— start of Data for the task —

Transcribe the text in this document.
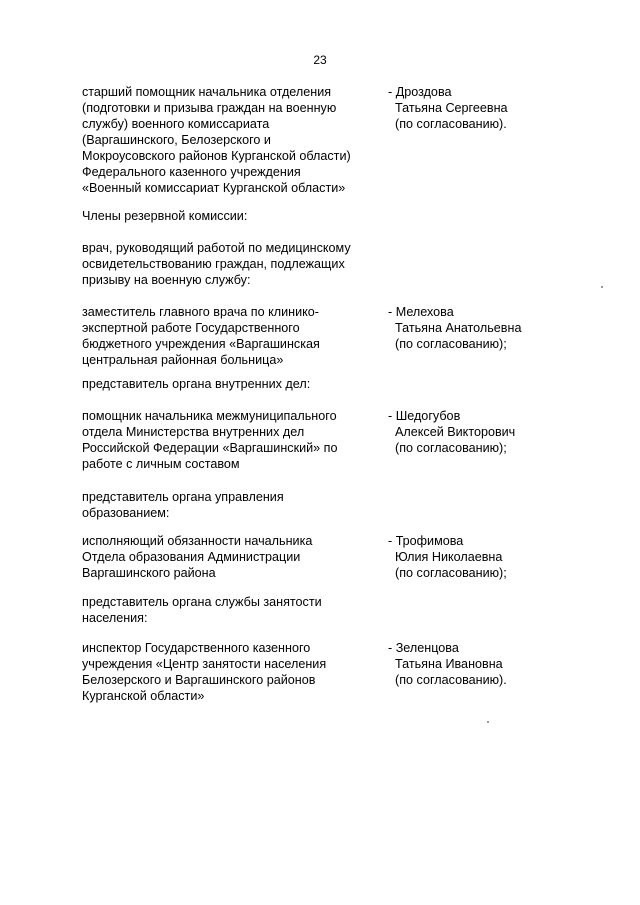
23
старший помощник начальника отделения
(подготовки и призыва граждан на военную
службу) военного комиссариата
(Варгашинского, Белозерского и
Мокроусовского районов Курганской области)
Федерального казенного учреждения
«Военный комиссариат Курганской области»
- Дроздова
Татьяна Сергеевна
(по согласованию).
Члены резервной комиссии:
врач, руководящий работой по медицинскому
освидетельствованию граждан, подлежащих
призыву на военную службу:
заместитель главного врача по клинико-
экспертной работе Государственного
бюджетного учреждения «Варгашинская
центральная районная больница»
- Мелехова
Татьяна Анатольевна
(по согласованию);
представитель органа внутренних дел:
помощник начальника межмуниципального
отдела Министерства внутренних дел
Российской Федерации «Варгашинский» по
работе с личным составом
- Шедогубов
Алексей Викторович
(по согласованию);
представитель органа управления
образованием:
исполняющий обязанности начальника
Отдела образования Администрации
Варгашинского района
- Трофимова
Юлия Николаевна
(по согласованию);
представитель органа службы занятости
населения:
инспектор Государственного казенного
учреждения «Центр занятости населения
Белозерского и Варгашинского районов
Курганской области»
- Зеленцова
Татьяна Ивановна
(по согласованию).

— end of Data for the task —
— start of Data for the task —

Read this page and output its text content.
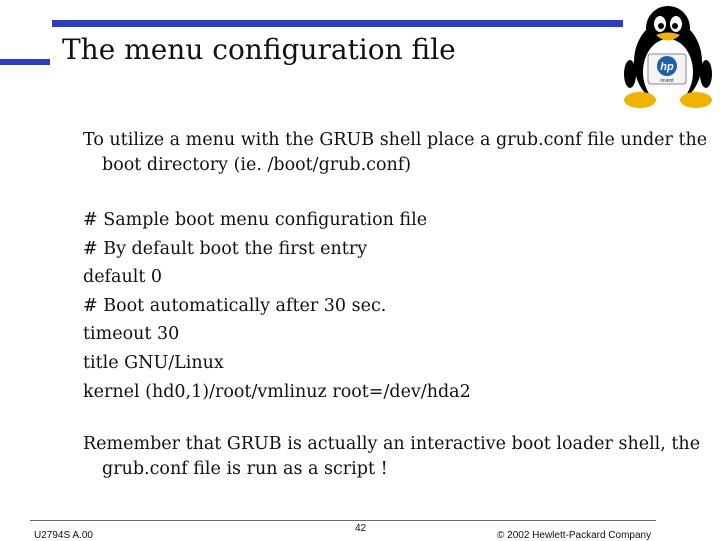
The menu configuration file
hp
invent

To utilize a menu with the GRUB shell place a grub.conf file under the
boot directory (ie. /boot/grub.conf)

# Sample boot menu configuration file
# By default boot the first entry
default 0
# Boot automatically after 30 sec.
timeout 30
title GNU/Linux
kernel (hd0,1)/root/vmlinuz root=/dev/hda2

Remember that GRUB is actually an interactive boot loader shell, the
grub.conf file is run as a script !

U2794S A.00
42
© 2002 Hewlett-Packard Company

— end of Data for the task —
— start of Data for the task —

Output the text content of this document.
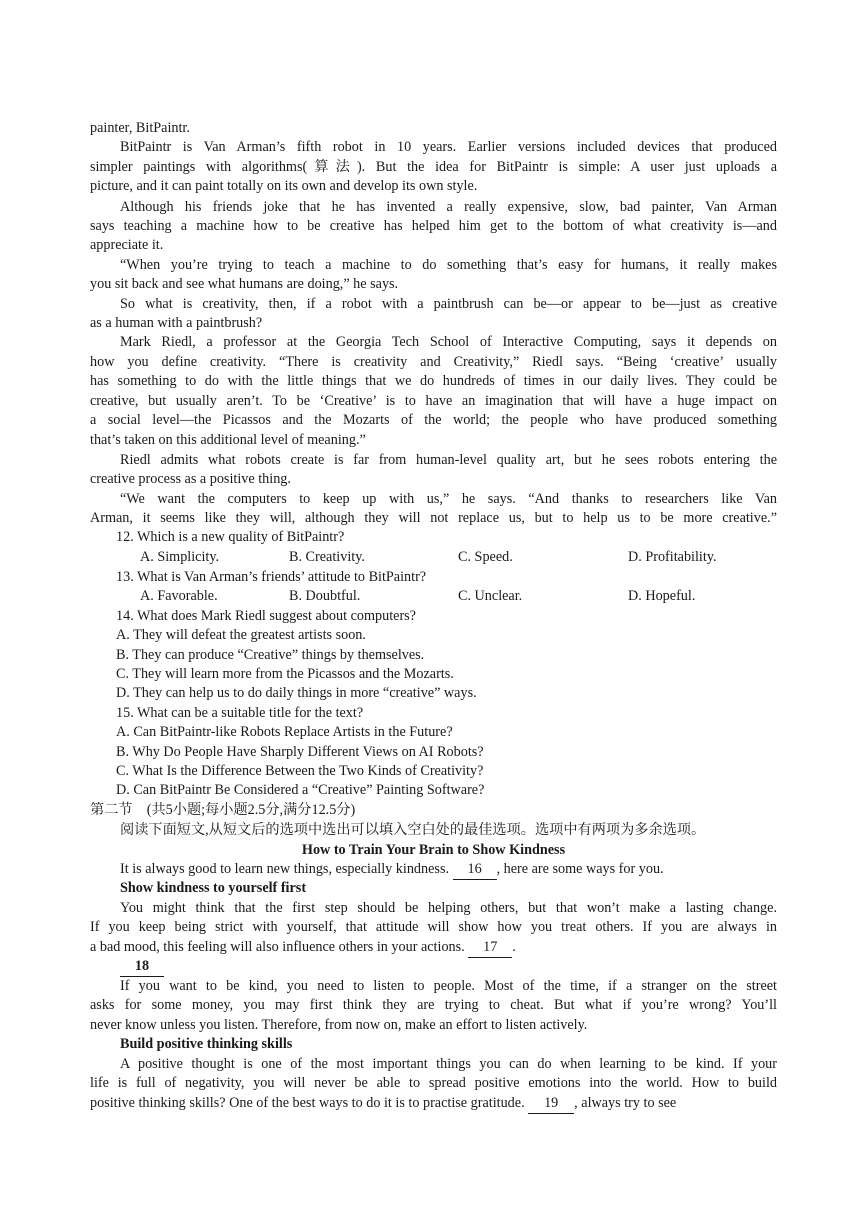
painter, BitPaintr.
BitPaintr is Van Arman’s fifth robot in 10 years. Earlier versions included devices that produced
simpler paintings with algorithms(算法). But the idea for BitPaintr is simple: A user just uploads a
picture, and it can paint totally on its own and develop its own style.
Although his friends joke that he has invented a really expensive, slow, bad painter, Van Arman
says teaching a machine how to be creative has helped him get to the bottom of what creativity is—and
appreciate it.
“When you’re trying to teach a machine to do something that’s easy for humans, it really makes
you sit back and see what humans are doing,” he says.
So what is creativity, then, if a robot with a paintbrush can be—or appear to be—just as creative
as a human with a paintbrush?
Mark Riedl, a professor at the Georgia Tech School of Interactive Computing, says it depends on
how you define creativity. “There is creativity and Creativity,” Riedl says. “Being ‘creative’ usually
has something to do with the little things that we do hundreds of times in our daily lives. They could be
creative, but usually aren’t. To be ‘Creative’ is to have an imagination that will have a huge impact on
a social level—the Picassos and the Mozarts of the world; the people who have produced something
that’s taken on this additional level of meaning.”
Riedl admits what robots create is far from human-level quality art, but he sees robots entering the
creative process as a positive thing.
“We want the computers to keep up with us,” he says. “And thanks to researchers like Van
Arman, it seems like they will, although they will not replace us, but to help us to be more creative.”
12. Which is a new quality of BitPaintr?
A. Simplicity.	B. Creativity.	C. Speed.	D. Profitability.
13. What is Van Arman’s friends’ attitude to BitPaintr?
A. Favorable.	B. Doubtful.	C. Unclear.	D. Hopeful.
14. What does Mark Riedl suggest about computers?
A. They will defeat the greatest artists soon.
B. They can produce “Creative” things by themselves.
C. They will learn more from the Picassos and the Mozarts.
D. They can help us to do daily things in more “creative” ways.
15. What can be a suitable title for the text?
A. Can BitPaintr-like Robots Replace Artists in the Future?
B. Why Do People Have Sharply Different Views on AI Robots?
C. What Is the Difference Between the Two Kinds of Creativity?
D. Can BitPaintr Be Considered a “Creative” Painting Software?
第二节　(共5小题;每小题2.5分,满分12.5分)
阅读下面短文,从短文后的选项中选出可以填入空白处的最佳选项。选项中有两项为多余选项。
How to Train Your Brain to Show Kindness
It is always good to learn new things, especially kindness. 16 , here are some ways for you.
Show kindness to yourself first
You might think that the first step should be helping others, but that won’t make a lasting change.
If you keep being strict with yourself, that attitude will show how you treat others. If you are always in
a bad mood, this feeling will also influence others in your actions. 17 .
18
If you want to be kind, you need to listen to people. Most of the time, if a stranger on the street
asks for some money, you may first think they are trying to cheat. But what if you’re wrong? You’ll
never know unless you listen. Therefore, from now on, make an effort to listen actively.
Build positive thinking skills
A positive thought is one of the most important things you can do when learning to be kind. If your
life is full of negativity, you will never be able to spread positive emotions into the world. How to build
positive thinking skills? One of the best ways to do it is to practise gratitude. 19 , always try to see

— end of Data for the task —

## Your goal
Look through the entries and find each line that has the string "Mozarts". Copy those lines.

## Exercise solution
a social level—the Picassos and the Mozarts of the world; the people who have produced something
C. They will learn more from the Picassos and the Mozarts.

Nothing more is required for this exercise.